# SET TASK
Each record must be retyped in full. No character may differ.

Start SOURCE MATERIAL

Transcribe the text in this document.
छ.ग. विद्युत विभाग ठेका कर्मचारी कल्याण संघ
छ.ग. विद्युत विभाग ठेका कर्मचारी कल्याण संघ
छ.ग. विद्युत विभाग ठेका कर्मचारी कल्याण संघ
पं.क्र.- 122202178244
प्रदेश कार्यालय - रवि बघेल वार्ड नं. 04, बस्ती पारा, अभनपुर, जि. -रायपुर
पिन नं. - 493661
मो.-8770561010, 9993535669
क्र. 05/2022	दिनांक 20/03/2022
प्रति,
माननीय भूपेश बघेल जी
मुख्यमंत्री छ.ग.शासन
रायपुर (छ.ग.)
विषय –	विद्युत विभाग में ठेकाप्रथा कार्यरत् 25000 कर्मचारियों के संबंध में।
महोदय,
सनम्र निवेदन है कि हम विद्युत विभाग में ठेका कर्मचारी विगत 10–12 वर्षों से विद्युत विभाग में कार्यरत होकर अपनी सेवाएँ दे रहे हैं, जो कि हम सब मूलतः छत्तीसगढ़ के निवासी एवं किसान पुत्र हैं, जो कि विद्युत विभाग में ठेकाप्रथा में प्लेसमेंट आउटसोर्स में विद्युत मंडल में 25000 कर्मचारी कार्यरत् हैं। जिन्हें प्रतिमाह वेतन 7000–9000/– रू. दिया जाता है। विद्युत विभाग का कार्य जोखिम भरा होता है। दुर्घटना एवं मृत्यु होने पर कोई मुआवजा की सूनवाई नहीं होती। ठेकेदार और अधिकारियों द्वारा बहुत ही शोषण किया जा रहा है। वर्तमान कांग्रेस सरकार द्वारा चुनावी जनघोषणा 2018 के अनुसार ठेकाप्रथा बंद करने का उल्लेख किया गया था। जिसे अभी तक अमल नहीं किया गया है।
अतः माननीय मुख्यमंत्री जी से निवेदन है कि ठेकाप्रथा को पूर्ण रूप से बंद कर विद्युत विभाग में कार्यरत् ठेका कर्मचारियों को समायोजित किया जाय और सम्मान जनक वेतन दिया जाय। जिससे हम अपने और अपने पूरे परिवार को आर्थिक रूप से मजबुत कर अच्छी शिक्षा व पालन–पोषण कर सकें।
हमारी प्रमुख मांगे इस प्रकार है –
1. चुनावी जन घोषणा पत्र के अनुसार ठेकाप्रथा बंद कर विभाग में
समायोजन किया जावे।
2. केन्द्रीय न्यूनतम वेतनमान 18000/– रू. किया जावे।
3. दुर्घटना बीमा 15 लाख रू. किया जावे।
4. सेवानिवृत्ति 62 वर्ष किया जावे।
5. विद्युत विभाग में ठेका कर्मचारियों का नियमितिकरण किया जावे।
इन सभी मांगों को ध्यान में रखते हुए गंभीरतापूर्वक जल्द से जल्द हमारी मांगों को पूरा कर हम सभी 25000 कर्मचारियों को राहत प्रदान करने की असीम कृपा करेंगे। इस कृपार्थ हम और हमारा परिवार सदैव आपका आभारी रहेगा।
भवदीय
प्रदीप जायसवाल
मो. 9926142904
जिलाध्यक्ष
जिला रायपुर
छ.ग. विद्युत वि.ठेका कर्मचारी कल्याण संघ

End SOURCE MATERIAL

# SOLUTION FOR THIS EXERCISE
Transcribe the text in this document.
छ.ग. विद्युत विभाग ठेका कर्मचारी कल्याण संघ
छ.ग. विद्युत विभाग ठेका कर्मचारी कल्याण संघ
छ.ग. विद्युत विभाग ठेका कर्मचारी कल्याण संघ
पं.क्र.- 122202178244
प्रदेश कार्यालय - रवि बघेल वार्ड नं. 04, बस्ती पारा, अभनपुर, जि. -रायपुर
पिन नं. - 493661
मो.-8770561010, 9993535669
क्र. 05/2022	दिनांक 20/03/2022
प्रति,
माननीय भूपेश बघेल जी
मुख्यमंत्री छ.ग.शासन
रायपुर (छ.ग.)
विषय –	विद्युत विभाग में ठेकाप्रथा कार्यरत् 25000 कर्मचारियों के संबंध में।
महोदय,
सनम्र निवेदन है कि हम विद्युत विभाग में ठेका कर्मचारी विगत 10–12 वर्षों से विद्युत विभाग में कार्यरत होकर अपनी सेवाएँ दे रहे हैं, जो कि हम सब मूलतः छत्तीसगढ़ के निवासी एवं किसान पुत्र हैं, जो कि विद्युत विभाग में ठेकाप्रथा में प्लेसमेंट आउटसोर्स में विद्युत मंडल में 25000 कर्मचारी कार्यरत् हैं। जिन्हें प्रतिमाह वेतन 7000–9000/– रू. दिया जाता है। विद्युत विभाग का कार्य जोखिम भरा होता है। दुर्घटना एवं मृत्यु होने पर कोई मुआवजा की सूनवाई नहीं होती। ठेकेदार और अधिकारियों द्वारा बहुत ही शोषण किया जा रहा है। वर्तमान कांग्रेस सरकार द्वारा चुनावी जनघोषणा 2018 के अनुसार ठेकाप्रथा बंद करने का उल्लेख किया गया था। जिसे अभी तक अमल नहीं किया गया है।
अतः माननीय मुख्यमंत्री जी से निवेदन है कि ठेकाप्रथा को पूर्ण रूप से बंद कर विद्युत विभाग में कार्यरत् ठेका कर्मचारियों को समायोजित किया जाय और सम्मान जनक वेतन दिया जाय। जिससे हम अपने और अपने पूरे परिवार को आर्थिक रूप से मजबुत कर अच्छी शिक्षा व पालन–पोषण कर सकें।
हमारी प्रमुख मांगे इस प्रकार है –
1. चुनावी जन घोषणा पत्र के अनुसार ठेकाप्रथा बंद कर विभाग में
समायोजन किया जावे।
2. केन्द्रीय न्यूनतम वेतनमान 18000/– रू. किया जावे।
3. दुर्घटना बीमा 15 लाख रू. किया जावे।
4. सेवानिवृत्ति 62 वर्ष किया जावे।
5. विद्युत विभाग में ठेका कर्मचारियों का नियमितिकरण किया जावे।
इन सभी मांगों को ध्यान में रखते हुए गंभीरतापूर्वक जल्द से जल्द हमारी मांगों को पूरा कर हम सभी 25000 कर्मचारियों को राहत प्रदान करने की असीम कृपा करेंगे। इस कृपार्थ हम और हमारा परिवार सदैव आपका आभारी रहेगा।
भवदीय
प्रदीप जायसवाल
मो. 9926142904
जिलाध्यक्ष
जिला रायपुर
छ.ग. विद्युत वि.ठेका कर्मचारी कल्याण संघ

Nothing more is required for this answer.